Data records
○ ○ ○ ○

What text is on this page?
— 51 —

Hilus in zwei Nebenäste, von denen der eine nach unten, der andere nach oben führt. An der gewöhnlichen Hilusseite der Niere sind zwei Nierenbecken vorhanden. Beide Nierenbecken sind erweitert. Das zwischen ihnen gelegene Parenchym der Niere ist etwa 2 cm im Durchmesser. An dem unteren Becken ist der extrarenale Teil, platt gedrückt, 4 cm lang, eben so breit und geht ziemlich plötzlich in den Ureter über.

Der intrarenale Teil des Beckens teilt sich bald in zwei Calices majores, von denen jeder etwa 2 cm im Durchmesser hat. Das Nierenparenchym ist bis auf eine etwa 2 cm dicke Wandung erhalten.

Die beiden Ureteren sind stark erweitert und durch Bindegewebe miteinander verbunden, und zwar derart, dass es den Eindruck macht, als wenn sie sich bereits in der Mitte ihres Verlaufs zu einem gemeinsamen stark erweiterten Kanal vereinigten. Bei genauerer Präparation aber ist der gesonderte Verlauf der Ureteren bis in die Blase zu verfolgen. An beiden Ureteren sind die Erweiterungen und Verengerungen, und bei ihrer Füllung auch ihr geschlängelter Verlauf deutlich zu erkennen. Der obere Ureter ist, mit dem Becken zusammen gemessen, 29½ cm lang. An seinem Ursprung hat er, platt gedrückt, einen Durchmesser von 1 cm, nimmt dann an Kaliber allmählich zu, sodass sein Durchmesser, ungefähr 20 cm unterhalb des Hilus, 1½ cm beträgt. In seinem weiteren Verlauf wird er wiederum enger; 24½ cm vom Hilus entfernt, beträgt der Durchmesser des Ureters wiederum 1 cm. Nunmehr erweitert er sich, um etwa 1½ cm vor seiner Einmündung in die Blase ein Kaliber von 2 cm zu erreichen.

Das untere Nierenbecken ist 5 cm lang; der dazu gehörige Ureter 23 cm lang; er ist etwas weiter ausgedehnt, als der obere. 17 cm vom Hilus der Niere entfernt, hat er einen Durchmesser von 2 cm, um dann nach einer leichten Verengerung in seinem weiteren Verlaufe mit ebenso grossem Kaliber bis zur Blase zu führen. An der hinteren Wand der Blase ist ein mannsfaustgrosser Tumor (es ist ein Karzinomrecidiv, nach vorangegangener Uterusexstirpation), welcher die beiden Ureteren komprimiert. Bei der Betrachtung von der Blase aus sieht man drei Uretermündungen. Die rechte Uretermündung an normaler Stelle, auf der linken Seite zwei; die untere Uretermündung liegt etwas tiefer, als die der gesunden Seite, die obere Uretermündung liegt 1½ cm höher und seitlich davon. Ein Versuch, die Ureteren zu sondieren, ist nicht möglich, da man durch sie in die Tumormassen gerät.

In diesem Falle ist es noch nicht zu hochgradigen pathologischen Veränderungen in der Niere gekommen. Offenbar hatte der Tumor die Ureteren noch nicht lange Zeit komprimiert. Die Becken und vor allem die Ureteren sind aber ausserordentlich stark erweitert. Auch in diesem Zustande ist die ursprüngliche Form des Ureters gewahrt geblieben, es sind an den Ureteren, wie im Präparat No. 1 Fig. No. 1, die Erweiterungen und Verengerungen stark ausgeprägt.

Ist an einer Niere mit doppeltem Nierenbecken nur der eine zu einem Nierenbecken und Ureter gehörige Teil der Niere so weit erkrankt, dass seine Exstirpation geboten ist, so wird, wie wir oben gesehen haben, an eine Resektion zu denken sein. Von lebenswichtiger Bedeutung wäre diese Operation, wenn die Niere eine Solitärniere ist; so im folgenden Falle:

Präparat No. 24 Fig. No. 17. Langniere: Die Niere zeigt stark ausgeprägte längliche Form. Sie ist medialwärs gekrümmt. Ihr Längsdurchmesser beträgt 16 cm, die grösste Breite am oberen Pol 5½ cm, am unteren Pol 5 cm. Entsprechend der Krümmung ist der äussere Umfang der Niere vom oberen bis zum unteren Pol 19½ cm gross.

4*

○ ○ ○ ○

Please return every line of the data, unaltered.

What text is on this page?
— 51 —

Hilus in zwei Nebenäste, von denen der eine nach unten, der andere nach oben führt. An der gewöhnlichen Hilusseite der Niere sind zwei Nierenbecken vorhanden. Beide Nierenbecken sind erweitert. Das zwischen ihnen gelegene Parenchym der Niere ist etwa 2 cm im Durchmesser. An dem unteren Becken ist der extrarenale Teil, platt gedrückt, 4 cm lang, eben so breit und geht ziemlich plötzlich in den Ureter über.

Der intrarenale Teil des Beckens teilt sich bald in zwei Calices majores, von denen jeder etwa 2 cm im Durchmesser hat. Das Nierenparenchym ist bis auf eine etwa 2 cm dicke Wandung erhalten.

Die beiden Ureteren sind stark erweitert und durch Bindegewebe miteinander verbunden, und zwar derart, dass es den Eindruck macht, als wenn sie sich bereits in der Mitte ihres Verlaufs zu einem gemeinsamen stark erweiterten Kanal vereinigten. Bei genauerer Präparation aber ist der gesonderte Verlauf der Ureteren bis in die Blase zu verfolgen. An beiden Ureteren sind die Erweiterungen und Verengerungen, und bei ihrer Füllung auch ihr geschlängelter Verlauf deutlich zu erkennen. Der obere Ureter ist, mit dem Becken zusammen gemessen, 29½ cm lang. An seinem Ursprung hat er, platt gedrückt, einen Durchmesser von 1 cm, nimmt dann an Kaliber allmählich zu, sodass sein Durchmesser, ungefähr 20 cm unterhalb des Hilus, 1½ cm beträgt. In seinem weiteren Verlauf wird er wiederum enger; 24½ cm vom Hilus entfernt, beträgt der Durchmesser des Ureters wiederum 1 cm. Nunmehr erweitert er sich, um etwa 1½ cm vor seiner Einmündung in die Blase ein Kaliber von 2 cm zu erreichen.

Das untere Nierenbecken ist 5 cm lang; der dazu gehörige Ureter 23 cm lang; er ist etwas weiter ausgedehnt, als der obere. 17 cm vom Hilus der Niere entfernt, hat er einen Durchmesser von 2 cm, um dann nach einer leichten Verengerung in seinem weiteren Verlaufe mit ebenso grossem Kaliber bis zur Blase zu führen. An der hinteren Wand der Blase ist ein mannsfaustgrosser Tumor (es ist ein Karzinomrecidiv, nach vorangegangener Uterusexstirpation), welcher die beiden Ureteren komprimiert. Bei der Betrachtung von der Blase aus sieht man drei Uretermündungen. Die rechte Uretermündung an normaler Stelle, auf der linken Seite zwei; die untere Uretermündung liegt etwas tiefer, als die der gesunden Seite, die obere Uretermündung liegt 1½ cm höher und seitlich davon. Ein Versuch, die Ureteren zu sondieren, ist nicht möglich, da man durch sie in die Tumormassen gerät.

In diesem Falle ist es noch nicht zu hochgradigen pathologischen Veränderungen in der Niere gekommen. Offenbar hatte der Tumor die Ureteren noch nicht lange Zeit komprimiert. Die Becken und vor allem die Ureteren sind aber ausserordentlich stark erweitert. Auch in diesem Zustande ist die ursprüngliche Form des Ureters gewahrt geblieben, es sind an den Ureteren, wie im Präparat No. 1 Fig. No. 1, die Erweiterungen und Verengerungen stark ausgeprägt.

Ist an einer Niere mit doppeltem Nierenbecken nur der eine zu einem Nierenbecken und Ureter gehörige Teil der Niere so weit erkrankt, dass seine Exstirpation geboten ist, so wird, wie wir oben gesehen haben, an eine Resektion zu denken sein. Von lebenswichtiger Bedeutung wäre diese Operation, wenn die Niere eine Solitärniere ist; so im folgenden Falle:

Präparat No. 24 Fig. No. 17. Langniere: Die Niere zeigt stark ausgeprägte längliche Form. Sie ist medialwärs gekrümmt. Ihr Längsdurchmesser beträgt 16 cm, die grösste Breite am oberen Pol 5½ cm, am unteren Pol 5 cm. Entsprechend der Krümmung ist der äussere Umfang der Niere vom oberen bis zum unteren Pol 19½ cm gross.

4*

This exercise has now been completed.